§ WHAT THE TASK REQUIRES
Repeat the listing in full, exactly as it stands.

* * * * * * *

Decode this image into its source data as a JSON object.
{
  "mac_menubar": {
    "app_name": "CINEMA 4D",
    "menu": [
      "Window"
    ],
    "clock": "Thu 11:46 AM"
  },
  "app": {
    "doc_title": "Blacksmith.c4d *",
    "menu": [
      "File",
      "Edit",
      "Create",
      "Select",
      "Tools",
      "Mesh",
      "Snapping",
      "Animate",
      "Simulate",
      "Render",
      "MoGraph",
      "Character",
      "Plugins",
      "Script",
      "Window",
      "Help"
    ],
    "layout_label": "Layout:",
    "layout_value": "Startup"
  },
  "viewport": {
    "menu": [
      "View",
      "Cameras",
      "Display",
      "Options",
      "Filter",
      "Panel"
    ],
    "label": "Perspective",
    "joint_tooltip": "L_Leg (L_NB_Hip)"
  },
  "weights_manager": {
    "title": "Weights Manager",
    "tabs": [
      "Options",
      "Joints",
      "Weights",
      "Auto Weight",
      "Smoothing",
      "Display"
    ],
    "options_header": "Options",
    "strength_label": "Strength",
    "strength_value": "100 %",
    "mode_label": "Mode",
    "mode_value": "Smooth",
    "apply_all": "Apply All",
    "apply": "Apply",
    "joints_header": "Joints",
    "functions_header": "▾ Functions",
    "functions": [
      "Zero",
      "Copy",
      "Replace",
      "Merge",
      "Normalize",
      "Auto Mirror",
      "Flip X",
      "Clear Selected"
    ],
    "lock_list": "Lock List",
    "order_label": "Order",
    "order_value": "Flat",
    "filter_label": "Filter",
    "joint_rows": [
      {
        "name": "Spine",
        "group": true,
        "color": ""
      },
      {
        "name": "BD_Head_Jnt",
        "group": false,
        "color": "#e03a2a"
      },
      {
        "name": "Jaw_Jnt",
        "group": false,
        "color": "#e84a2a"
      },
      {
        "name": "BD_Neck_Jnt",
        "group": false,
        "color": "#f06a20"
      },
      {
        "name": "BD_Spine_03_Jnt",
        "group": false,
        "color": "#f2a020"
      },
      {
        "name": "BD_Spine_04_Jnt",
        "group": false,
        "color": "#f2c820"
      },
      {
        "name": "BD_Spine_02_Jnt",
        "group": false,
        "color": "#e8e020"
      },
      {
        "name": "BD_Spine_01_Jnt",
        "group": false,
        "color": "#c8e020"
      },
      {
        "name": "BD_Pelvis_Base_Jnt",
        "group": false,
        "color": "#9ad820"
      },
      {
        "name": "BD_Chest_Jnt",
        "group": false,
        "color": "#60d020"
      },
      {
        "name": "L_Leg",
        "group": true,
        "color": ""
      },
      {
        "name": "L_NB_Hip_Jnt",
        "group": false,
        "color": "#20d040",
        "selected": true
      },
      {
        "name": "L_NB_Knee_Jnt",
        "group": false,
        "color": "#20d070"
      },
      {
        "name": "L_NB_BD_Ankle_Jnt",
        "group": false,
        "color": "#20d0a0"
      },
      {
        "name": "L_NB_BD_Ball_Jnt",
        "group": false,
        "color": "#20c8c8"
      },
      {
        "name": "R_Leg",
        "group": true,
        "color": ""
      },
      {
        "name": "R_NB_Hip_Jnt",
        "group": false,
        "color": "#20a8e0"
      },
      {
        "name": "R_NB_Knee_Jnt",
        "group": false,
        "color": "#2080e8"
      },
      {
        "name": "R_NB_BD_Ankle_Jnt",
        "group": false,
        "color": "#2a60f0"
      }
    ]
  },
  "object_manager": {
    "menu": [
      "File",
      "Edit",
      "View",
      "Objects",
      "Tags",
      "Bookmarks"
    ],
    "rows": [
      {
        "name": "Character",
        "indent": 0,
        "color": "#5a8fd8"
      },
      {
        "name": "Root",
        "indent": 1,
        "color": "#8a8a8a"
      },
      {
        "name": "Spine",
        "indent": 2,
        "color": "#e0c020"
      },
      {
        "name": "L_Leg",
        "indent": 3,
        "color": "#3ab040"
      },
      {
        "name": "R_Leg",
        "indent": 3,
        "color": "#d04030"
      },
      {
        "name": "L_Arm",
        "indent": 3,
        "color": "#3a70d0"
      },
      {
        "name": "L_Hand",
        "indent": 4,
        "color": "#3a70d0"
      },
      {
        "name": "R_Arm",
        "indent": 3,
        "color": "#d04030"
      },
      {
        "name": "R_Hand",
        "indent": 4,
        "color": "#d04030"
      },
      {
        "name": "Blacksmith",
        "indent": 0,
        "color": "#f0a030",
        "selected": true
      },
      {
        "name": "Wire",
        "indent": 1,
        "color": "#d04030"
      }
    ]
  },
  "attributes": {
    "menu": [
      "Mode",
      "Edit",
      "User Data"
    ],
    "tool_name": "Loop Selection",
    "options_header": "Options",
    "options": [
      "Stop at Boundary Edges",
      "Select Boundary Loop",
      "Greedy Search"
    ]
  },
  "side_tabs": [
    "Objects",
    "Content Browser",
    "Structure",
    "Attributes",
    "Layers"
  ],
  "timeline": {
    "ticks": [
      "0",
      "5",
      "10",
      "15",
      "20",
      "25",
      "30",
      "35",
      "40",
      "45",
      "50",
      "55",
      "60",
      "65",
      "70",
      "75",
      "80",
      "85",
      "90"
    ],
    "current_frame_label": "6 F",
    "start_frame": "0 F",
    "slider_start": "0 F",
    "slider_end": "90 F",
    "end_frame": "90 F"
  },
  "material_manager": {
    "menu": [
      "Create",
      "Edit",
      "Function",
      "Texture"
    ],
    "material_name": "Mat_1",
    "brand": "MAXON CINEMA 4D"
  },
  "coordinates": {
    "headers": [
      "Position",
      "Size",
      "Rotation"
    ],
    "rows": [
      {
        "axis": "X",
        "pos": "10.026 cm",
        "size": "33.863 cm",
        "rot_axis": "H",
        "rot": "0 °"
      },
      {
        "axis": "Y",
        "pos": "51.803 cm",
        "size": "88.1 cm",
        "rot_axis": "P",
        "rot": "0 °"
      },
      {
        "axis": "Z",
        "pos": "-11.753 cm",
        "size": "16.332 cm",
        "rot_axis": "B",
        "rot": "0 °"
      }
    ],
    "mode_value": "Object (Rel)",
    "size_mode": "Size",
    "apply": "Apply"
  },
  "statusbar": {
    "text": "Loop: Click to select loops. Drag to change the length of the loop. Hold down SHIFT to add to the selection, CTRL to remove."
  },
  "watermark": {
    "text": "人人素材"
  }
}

* * * * * * *

§ RESPONSE TO THE EXERCISE
Decode this image into its source data as a JSON object.
{
  "mac_menubar": {
    "app_name": "CINEMA 4D",
    "menu": [
      "Window"
    ],
    "clock": "Thu 11:46 AM"
  },
  "app": {
    "doc_title": "Blacksmith.c4d *",
    "menu": [
      "File",
      "Edit",
      "Create",
      "Select",
      "Tools",
      "Mesh",
      "Snapping",
      "Animate",
      "Simulate",
      "Render",
      "MoGraph",
      "Character",
      "Plugins",
      "Script",
      "Window",
      "Help"
    ],
    "layout_label": "Layout:",
    "layout_value": "Startup"
  },
  "viewport": {
    "menu": [
      "View",
      "Cameras",
      "Display",
      "Options",
      "Filter",
      "Panel"
    ],
    "label": "Perspective",
    "joint_tooltip": "L_Leg (L_NB_Hip)"
  },
  "weights_manager": {
    "title": "Weights Manager",
    "tabs": [
      "Options",
      "Joints",
      "Weights",
      "Auto Weight",
      "Smoothing",
      "Display"
    ],
    "options_header": "Options",
    "strength_label": "Strength",
    "strength_value": "100 %",
    "mode_label": "Mode",
    "mode_value": "Smooth",
    "apply_all": "Apply All",
    "apply": "Apply",
    "joints_header": "Joints",
    "functions_header": "▾ Functions",
    "functions": [
      "Zero",
      "Copy",
      "Replace",
      "Merge",
      "Normalize",
      "Auto Mirror",
      "Flip X",
      "Clear Selected"
    ],
    "lock_list": "Lock List",
    "order_label": "Order",
    "order_value": "Flat",
    "filter_label": "Filter",
    "joint_rows": [
      {
        "name": "Spine",
        "group": true,
        "color": ""
      },
      {
        "name": "BD_Head_Jnt",
        "group": false,
        "color": "#e03a2a"
      },
      {
        "name": "Jaw_Jnt",
        "group": false,
        "color": "#e84a2a"
      },
      {
        "name": "BD_Neck_Jnt",
        "group": false,
        "color": "#f06a20"
      },
      {
        "name": "BD_Spine_03_Jnt",
        "group": false,
        "color": "#f2a020"
      },
      {
        "name": "BD_Spine_04_Jnt",
        "group": false,
        "color": "#f2c820"
      },
      {
        "name": "BD_Spine_02_Jnt",
        "group": false,
        "color": "#e8e020"
      },
      {
        "name": "BD_Spine_01_Jnt",
        "group": false,
        "color": "#c8e020"
      },
      {
        "name": "BD_Pelvis_Base_Jnt",
        "group": false,
        "color": "#9ad820"
      },
      {
        "name": "BD_Chest_Jnt",
        "group": false,
        "color": "#60d020"
      },
      {
        "name": "L_Leg",
        "group": true,
        "color": ""
      },
      {
        "name": "L_NB_Hip_Jnt",
        "group": false,
        "color": "#20d040",
        "selected": true
      },
      {
        "name": "L_NB_Knee_Jnt",
        "group": false,
        "color": "#20d070"
      },
      {
        "name": "L_NB_BD_Ankle_Jnt",
        "group": false,
        "color": "#20d0a0"
      },
      {
        "name": "L_NB_BD_Ball_Jnt",
        "group": false,
        "color": "#20c8c8"
      },
      {
        "name": "R_Leg",
        "group": true,
        "color": ""
      },
      {
        "name": "R_NB_Hip_Jnt",
        "group": false,
        "color": "#20a8e0"
      },
      {
        "name": "R_NB_Knee_Jnt",
        "group": false,
        "color": "#2080e8"
      },
      {
        "name": "R_NB_BD_Ankle_Jnt",
        "group": false,
        "color": "#2a60f0"
      }
    ]
  },
  "object_manager": {
    "menu": [
      "File",
      "Edit",
      "View",
      "Objects",
      "Tags",
      "Bookmarks"
    ],
    "rows": [
      {
        "name": "Character",
        "indent": 0,
        "color": "#5a8fd8"
      },
      {
        "name": "Root",
        "indent": 1,
        "color": "#8a8a8a"
      },
      {
        "name": "Spine",
        "indent": 2,
        "color": "#e0c020"
      },
      {
        "name": "L_Leg",
        "indent": 3,
        "color": "#3ab040"
      },
      {
        "name": "R_Leg",
        "indent": 3,
        "color": "#d04030"
      },
      {
        "name": "L_Arm",
        "indent": 3,
        "color": "#3a70d0"
      },
      {
        "name": "L_Hand",
        "indent": 4,
        "color": "#3a70d0"
      },
      {
        "name": "R_Arm",
        "indent": 3,
        "color": "#d04030"
      },
      {
        "name": "R_Hand",
        "indent": 4,
        "color": "#d04030"
      },
      {
        "name": "Blacksmith",
        "indent": 0,
        "color": "#f0a030",
        "selected": true
      },
      {
        "name": "Wire",
        "indent": 1,
        "color": "#d04030"
      }
    ]
  },
  "attributes": {
    "menu": [
      "Mode",
      "Edit",
      "User Data"
    ],
    "tool_name": "Loop Selection",
    "options_header": "Options",
    "options": [
      "Stop at Boundary Edges",
      "Select Boundary Loop",
      "Greedy Search"
    ]
  },
  "side_tabs": [
    "Objects",
    "Content Browser",
    "Structure",
    "Attributes",
    "Layers"
  ],
  "timeline": {
    "ticks": [
      "0",
      "5",
      "10",
      "15",
      "20",
      "25",
      "30",
      "35",
      "40",
      "45",
      "50",
      "55",
      "60",
      "65",
      "70",
      "75",
      "80",
      "85",
      "90"
    ],
    "current_frame_label": "6 F",
    "start_frame": "0 F",
    "slider_start": "0 F",
    "slider_end": "90 F",
    "end_frame": "90 F"
  },
  "material_manager": {
    "menu": [
      "Create",
      "Edit",
      "Function",
      "Texture"
    ],
    "material_name": "Mat_1",
    "brand": "MAXON CINEMA 4D"
  },
  "coordinates": {
    "headers": [
      "Position",
      "Size",
      "Rotation"
    ],
    "rows": [
      {
        "axis": "X",
        "pos": "10.026 cm",
        "size": "33.863 cm",
        "rot_axis": "H",
        "rot": "0 °"
      },
      {
        "axis": "Y",
        "pos": "51.803 cm",
        "size": "88.1 cm",
        "rot_axis": "P",
        "rot": "0 °"
      },
      {
        "axis": "Z",
        "pos": "-11.753 cm",
        "size": "16.332 cm",
        "rot_axis": "B",
        "rot": "0 °"
      }
    ],
    "mode_value": "Object (Rel)",
    "size_mode": "Size",
    "apply": "Apply"
  },
  "statusbar": {
    "text": "Loop: Click to select loops. Drag to change the length of the loop. Hold down SHIFT to add to the selection, CTRL to remove."
  },
  "watermark": {
    "text": "人人素材"
  }
}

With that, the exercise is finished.